■ Set exercise
Each line of the listing that contains the word "điều" is to be copied.

-- begin Records shown --

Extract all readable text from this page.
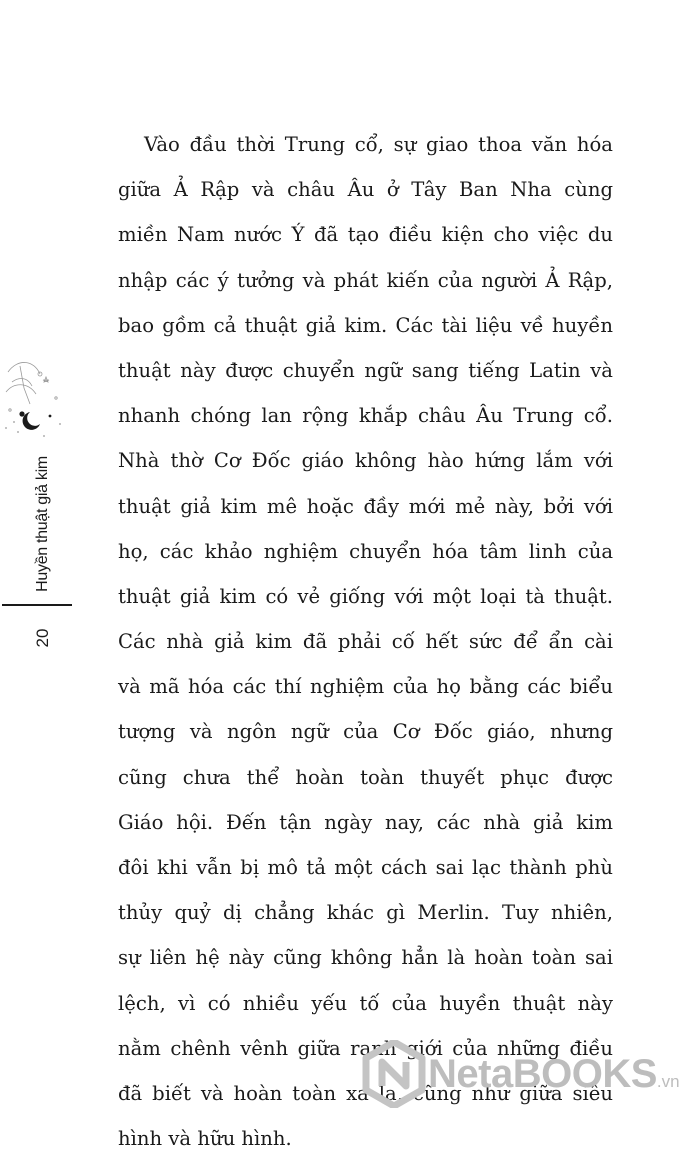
Huyền thuật giả kim
20
Vào đầu thời Trung cổ, sự giao thoa văn hóa
giữa Ả Rập và châu Âu ở Tây Ban Nha cùng
miền Nam nước Ý đã tạo điều kiện cho việc du
nhập các ý tưởng và phát kiến của người Ả Rập,
bao gồm cả thuật giả kim. Các tài liệu về huyền
thuật này được chuyển ngữ sang tiếng Latin và
nhanh chóng lan rộng khắp châu Âu Trung cổ.
Nhà thờ Cơ Đốc giáo không hào hứng lắm với
thuật giả kim mê hoặc đầy mới mẻ này, bởi với
họ, các khảo nghiệm chuyển hóa tâm linh của
thuật giả kim có vẻ giống với một loại tà thuật.
Các nhà giả kim đã phải cố hết sức để ẩn cài
và mã hóa các thí nghiệm của họ bằng các biểu
tượng và ngôn ngữ của Cơ Đốc giáo, nhưng
cũng chưa thể hoàn toàn thuyết phục được
Giáo hội. Đến tận ngày nay, các nhà giả kim
đôi khi vẫn bị mô tả một cách sai lạc thành phù
thủy quỷ dị chẳng khác gì Merlin. Tuy nhiên,
sự liên hệ này cũng không hẳn là hoàn toàn sai
lệch, vì có nhiều yếu tố của huyền thuật này
nằm chênh vênh giữa ranh giới của những điều
đã biết và hoàn toàn xa lạ, cũng như giữa siêu
hình và hữu hình.
NetaBOOKS.vn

-- end Records shown --

■ Result below
miền Nam nước Ý đã tạo điều kiện cho việc du
nằm chênh vênh giữa ranh giới của những điều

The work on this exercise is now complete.